(A block of data)
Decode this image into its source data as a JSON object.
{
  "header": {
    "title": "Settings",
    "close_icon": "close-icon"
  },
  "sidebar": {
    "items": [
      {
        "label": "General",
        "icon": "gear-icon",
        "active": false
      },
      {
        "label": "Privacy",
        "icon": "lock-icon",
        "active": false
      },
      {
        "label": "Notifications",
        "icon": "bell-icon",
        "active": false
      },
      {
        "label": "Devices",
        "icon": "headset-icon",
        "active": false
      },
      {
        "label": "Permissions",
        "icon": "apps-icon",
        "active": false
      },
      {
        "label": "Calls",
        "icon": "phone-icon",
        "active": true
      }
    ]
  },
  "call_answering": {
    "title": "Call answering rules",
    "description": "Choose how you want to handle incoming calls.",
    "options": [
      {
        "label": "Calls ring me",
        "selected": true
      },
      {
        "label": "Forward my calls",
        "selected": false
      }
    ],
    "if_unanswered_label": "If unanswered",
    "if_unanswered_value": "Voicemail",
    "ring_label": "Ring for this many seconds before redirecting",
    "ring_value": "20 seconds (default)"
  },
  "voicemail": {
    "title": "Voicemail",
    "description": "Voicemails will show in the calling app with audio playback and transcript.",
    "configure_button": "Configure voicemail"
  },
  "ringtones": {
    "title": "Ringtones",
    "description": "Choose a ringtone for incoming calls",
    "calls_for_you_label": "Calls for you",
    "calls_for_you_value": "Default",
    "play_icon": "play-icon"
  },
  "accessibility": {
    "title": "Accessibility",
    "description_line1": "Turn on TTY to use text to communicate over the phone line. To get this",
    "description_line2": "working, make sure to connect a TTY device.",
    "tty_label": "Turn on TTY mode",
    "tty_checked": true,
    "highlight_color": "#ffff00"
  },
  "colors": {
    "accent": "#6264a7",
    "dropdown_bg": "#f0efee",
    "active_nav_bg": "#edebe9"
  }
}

=== OBJECTIVE ===
Filter the entries down to the lines with the word "phone" in them.

=== SOLUTION FOR THIS EXERCISE ===
        "icon": "phone-icon",
    "description_line1": "Turn on TTY to use text to communicate over the phone line. To get this",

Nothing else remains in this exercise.